Bounding-box annotations:
____

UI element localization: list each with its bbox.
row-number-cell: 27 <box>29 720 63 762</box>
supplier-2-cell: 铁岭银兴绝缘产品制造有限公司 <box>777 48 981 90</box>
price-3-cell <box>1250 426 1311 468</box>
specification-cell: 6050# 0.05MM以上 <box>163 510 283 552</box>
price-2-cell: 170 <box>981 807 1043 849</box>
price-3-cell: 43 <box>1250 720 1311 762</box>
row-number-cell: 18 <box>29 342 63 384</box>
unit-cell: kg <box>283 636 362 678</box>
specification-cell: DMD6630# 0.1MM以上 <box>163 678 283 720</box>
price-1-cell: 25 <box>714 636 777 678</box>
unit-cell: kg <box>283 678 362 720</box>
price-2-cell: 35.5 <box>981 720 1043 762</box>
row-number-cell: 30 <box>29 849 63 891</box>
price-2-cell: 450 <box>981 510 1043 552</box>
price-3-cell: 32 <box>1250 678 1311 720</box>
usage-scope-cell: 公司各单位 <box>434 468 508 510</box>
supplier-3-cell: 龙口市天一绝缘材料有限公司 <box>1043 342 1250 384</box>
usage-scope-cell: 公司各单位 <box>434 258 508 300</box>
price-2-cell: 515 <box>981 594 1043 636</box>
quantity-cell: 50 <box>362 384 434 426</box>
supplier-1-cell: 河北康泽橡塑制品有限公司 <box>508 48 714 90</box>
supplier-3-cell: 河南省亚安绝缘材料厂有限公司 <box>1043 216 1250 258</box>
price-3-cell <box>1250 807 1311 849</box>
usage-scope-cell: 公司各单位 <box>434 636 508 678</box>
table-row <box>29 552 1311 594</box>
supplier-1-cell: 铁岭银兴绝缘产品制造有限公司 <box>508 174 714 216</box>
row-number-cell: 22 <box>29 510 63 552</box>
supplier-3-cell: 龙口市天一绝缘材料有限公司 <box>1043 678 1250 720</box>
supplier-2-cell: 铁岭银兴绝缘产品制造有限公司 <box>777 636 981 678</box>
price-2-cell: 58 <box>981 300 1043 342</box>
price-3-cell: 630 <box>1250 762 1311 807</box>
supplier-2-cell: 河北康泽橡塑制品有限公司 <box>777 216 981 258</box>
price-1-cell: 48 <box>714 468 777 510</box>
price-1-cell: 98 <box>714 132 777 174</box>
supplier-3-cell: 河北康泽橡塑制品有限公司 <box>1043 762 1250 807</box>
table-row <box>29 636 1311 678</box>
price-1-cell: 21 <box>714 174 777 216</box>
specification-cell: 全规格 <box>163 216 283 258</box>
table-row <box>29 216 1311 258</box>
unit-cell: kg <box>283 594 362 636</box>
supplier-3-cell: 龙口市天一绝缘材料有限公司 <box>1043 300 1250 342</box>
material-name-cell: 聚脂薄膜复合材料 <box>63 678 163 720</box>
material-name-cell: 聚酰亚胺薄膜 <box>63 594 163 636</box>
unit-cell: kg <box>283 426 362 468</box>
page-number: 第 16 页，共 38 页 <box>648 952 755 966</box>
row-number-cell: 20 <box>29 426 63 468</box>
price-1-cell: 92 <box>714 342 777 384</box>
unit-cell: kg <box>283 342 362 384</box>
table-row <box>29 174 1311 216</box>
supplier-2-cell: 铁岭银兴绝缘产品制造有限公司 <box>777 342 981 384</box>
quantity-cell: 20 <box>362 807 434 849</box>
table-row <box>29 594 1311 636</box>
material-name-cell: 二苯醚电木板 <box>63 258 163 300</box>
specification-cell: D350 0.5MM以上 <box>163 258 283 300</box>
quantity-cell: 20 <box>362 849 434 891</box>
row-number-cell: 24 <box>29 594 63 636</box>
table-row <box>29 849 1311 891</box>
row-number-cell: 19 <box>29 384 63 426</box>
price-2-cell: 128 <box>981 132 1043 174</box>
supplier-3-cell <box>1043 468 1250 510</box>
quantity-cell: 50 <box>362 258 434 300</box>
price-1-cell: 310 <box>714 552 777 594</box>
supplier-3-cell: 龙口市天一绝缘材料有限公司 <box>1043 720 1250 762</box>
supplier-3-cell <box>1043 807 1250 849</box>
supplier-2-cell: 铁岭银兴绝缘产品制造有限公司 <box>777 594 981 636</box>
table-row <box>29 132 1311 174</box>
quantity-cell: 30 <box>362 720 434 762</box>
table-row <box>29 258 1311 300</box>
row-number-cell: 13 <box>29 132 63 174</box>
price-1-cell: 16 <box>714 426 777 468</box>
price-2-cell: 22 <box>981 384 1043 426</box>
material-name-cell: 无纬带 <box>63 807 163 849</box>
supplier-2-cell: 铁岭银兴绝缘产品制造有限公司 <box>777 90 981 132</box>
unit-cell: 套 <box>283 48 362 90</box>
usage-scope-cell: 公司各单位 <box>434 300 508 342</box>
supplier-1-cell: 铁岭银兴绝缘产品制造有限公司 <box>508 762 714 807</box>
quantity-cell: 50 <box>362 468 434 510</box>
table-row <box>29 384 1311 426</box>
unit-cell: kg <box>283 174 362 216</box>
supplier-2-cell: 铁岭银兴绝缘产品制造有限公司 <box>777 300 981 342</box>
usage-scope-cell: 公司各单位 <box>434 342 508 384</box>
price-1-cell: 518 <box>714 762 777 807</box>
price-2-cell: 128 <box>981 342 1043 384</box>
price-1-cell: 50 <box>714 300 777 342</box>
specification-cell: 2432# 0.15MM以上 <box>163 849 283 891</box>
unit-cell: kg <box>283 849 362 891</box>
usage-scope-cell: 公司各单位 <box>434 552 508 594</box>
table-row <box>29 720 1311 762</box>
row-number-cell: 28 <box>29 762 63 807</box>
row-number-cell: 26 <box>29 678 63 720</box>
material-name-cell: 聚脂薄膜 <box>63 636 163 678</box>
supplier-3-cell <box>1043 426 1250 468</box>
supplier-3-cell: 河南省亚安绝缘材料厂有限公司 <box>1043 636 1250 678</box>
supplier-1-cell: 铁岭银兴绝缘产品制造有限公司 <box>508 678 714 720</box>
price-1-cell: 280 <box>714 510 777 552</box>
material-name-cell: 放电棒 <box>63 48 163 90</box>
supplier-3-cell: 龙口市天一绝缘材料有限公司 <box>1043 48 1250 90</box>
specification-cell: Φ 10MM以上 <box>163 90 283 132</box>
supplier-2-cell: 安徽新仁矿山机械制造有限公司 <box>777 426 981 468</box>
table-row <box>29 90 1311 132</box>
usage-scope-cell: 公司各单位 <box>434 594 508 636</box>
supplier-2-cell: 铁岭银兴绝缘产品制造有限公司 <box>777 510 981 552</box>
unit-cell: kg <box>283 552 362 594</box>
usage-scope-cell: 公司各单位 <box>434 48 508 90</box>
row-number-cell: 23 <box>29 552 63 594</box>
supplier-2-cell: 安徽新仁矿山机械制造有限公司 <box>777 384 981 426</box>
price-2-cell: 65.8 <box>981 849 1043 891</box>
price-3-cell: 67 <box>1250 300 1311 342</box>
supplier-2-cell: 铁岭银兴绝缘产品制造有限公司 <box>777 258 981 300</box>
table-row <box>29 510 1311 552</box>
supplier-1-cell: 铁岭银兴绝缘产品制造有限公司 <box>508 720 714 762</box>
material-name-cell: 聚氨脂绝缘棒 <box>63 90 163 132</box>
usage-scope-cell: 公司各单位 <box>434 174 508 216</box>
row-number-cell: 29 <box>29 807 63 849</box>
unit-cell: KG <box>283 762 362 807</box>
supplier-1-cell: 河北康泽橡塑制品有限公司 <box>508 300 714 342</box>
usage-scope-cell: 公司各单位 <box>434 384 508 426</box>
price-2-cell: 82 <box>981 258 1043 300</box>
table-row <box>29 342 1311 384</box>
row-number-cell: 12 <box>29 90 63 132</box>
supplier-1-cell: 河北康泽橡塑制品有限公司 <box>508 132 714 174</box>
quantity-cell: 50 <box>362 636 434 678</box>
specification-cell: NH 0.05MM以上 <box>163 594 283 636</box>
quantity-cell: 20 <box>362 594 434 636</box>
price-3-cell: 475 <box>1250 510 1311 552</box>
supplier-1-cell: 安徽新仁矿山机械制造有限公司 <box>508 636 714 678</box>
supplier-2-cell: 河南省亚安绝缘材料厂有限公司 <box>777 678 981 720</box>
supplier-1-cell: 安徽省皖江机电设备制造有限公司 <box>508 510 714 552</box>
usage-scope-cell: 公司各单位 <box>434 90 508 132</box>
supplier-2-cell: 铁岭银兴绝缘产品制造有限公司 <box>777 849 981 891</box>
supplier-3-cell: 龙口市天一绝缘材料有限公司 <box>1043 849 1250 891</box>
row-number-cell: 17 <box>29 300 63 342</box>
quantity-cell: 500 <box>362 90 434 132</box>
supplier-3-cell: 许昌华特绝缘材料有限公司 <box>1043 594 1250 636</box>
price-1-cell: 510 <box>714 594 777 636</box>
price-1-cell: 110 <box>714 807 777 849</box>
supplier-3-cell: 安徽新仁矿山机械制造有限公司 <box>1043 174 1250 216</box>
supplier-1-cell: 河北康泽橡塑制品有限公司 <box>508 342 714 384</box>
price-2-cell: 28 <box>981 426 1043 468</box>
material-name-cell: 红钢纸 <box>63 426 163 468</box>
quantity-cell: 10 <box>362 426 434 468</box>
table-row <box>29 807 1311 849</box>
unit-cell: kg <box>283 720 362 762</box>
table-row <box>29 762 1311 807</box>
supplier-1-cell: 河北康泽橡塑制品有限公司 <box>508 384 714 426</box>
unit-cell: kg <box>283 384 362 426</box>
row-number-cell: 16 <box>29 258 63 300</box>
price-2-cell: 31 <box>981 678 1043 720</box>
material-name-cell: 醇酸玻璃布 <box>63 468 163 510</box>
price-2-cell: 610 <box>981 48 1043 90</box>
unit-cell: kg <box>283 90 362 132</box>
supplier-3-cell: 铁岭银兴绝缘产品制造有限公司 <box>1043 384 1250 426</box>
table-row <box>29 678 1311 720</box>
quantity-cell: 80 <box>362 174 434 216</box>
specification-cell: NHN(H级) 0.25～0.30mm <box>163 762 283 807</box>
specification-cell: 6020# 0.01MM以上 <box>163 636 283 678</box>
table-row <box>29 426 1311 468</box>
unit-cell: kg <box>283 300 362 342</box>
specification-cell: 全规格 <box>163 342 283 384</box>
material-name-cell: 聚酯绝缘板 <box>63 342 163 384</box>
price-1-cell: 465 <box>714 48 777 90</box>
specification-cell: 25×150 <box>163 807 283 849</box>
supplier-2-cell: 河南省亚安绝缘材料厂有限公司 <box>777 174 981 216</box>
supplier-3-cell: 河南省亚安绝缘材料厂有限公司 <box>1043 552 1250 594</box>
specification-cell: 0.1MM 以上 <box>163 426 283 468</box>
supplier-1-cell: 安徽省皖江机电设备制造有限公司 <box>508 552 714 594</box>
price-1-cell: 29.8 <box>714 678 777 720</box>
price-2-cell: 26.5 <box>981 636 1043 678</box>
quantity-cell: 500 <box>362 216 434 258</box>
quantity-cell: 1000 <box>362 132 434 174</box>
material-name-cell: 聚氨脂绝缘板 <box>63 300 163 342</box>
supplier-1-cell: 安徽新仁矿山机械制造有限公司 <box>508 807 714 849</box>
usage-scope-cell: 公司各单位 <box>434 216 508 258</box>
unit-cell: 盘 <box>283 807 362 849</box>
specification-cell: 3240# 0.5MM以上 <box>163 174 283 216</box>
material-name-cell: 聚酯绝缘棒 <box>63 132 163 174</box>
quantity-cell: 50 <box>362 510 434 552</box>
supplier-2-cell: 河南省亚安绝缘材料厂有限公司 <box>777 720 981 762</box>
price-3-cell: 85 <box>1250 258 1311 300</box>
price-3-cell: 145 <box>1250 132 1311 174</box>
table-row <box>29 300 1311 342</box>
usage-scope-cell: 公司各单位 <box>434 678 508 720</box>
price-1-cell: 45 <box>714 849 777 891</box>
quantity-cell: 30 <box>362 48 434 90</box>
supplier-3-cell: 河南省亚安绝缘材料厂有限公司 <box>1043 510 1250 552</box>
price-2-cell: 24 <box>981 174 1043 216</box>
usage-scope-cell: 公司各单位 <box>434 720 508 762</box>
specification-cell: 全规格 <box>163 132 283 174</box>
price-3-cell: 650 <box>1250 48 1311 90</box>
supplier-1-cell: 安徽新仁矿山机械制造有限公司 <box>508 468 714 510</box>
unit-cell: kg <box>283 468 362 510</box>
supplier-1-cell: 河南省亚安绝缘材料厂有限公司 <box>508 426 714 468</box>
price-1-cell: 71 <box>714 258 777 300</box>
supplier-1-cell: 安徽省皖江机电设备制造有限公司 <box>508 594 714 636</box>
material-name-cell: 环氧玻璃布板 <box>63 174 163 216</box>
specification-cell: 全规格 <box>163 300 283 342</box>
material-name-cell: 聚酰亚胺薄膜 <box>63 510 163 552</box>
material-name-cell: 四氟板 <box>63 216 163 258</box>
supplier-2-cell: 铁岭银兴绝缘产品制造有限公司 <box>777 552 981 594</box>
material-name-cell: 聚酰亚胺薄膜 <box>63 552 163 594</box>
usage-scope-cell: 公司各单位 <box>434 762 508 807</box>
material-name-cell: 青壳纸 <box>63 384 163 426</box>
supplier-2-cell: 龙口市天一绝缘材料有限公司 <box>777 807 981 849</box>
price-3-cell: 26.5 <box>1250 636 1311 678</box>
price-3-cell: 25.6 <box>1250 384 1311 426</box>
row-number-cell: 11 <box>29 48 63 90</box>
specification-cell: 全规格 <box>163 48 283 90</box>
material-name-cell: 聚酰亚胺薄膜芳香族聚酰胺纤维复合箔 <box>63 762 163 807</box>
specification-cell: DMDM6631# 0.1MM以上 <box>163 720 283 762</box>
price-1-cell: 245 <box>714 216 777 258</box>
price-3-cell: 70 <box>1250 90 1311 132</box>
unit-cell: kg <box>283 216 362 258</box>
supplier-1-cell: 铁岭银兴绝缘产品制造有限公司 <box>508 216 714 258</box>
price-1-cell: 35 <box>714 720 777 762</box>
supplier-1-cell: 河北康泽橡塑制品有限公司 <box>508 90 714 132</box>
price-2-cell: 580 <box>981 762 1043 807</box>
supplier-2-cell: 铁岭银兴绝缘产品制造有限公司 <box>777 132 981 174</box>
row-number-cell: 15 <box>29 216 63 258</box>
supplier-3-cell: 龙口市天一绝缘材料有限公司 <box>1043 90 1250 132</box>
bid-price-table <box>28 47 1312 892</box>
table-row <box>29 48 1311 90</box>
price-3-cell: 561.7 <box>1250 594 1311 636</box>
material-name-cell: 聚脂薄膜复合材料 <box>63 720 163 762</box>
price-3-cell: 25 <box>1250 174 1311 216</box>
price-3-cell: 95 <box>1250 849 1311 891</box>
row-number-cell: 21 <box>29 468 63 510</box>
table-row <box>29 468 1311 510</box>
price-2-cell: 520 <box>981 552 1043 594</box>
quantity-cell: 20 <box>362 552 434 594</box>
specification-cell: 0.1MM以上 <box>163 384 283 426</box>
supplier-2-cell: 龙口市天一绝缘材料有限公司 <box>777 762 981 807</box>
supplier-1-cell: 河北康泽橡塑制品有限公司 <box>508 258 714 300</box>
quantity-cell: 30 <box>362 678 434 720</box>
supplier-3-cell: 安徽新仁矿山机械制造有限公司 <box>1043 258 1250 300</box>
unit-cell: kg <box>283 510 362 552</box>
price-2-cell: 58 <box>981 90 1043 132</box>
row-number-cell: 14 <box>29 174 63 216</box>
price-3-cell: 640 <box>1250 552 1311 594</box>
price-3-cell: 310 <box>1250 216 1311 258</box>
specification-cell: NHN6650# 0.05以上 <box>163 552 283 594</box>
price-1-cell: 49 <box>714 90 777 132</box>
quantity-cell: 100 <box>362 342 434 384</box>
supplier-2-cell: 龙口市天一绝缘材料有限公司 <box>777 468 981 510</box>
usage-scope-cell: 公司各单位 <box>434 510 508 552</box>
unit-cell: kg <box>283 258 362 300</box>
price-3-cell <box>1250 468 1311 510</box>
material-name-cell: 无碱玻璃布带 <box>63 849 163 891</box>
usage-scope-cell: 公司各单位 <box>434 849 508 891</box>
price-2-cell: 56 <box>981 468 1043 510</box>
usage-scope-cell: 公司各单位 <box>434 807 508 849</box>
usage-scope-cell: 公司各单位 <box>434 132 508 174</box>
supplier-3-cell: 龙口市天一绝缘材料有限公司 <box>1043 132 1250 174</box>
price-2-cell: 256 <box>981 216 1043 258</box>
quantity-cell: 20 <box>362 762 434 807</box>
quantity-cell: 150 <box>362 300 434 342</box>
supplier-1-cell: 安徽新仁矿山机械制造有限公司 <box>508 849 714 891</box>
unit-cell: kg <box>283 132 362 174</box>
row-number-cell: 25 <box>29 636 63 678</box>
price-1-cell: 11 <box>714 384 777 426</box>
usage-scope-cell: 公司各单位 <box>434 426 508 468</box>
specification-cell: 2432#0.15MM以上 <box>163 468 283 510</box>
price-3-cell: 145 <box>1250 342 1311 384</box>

____

— Stated goal —
Reproduce the rows verbatim, beginning with the first line and continuing through the line containing "specification-cell: 6050# 0.05MM以上", including that line.

— Reply to the exercise —
UI element localization: list each with its bbox.
row-number-cell: 27 <box>29 720 63 762</box>
supplier-2-cell: 铁岭银兴绝缘产品制造有限公司 <box>777 48 981 90</box>
price-3-cell <box>1250 426 1311 468</box>
specification-cell: 6050# 0.05MM以上 <box>163 510 283 552</box>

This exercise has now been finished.